[Figure data in JSON]
———

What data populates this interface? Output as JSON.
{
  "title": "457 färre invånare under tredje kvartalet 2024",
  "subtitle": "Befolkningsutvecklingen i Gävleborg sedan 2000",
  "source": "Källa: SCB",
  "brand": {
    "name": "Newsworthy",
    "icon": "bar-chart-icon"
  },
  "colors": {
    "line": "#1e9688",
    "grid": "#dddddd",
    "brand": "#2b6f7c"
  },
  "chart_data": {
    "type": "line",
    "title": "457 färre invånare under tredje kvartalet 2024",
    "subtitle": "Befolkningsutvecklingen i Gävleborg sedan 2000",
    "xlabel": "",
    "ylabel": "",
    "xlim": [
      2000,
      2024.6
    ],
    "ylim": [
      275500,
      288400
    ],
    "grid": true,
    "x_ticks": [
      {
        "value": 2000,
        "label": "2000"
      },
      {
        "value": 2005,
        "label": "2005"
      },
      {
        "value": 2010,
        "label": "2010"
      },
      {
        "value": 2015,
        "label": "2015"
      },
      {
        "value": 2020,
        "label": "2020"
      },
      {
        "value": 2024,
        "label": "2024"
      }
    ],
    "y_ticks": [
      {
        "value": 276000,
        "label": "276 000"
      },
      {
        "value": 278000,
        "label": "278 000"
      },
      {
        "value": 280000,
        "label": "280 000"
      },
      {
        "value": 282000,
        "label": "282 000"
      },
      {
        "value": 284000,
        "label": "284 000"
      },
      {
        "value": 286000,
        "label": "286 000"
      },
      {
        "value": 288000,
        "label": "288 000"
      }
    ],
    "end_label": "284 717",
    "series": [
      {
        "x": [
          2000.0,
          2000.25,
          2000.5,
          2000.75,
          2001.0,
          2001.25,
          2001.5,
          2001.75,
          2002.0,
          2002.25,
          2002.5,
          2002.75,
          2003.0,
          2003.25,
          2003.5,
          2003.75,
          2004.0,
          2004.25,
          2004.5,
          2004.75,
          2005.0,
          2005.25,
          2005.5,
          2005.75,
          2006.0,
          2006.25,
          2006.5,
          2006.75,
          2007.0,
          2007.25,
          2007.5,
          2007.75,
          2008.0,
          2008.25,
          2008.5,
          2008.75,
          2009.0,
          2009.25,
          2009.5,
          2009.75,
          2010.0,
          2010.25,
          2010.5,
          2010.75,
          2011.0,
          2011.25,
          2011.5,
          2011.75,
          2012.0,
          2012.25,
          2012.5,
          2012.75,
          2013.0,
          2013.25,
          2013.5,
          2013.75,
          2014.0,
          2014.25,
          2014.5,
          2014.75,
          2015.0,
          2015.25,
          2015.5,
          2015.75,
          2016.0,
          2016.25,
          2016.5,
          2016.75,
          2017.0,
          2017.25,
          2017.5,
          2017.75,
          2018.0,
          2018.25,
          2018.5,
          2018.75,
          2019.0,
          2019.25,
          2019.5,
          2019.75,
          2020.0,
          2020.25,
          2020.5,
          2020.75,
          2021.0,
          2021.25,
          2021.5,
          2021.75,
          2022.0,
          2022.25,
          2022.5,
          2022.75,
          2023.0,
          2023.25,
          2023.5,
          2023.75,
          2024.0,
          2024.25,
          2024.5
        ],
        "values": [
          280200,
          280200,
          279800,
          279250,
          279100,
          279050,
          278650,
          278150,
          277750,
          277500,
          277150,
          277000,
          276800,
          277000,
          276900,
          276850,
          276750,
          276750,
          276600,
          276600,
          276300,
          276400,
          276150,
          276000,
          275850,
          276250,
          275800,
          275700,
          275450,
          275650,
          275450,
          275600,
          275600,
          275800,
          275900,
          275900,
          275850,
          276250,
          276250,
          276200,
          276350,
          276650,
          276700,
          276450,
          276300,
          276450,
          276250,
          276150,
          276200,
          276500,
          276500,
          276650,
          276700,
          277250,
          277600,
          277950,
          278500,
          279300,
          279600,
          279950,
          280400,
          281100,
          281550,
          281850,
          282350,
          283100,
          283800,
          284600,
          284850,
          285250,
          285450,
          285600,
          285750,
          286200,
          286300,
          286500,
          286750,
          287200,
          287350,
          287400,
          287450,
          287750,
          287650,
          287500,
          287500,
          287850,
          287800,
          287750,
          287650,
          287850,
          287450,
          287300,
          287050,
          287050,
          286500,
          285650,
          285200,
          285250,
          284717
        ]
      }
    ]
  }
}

———

Aim
Which lines in the records above contain the string "kvartalet"? Copy each one.

Response to this exercise
  "title": "457 färre invånare under tredje kvartalet 2024",
    "title": "457 färre invånare under tredje kvartalet 2024",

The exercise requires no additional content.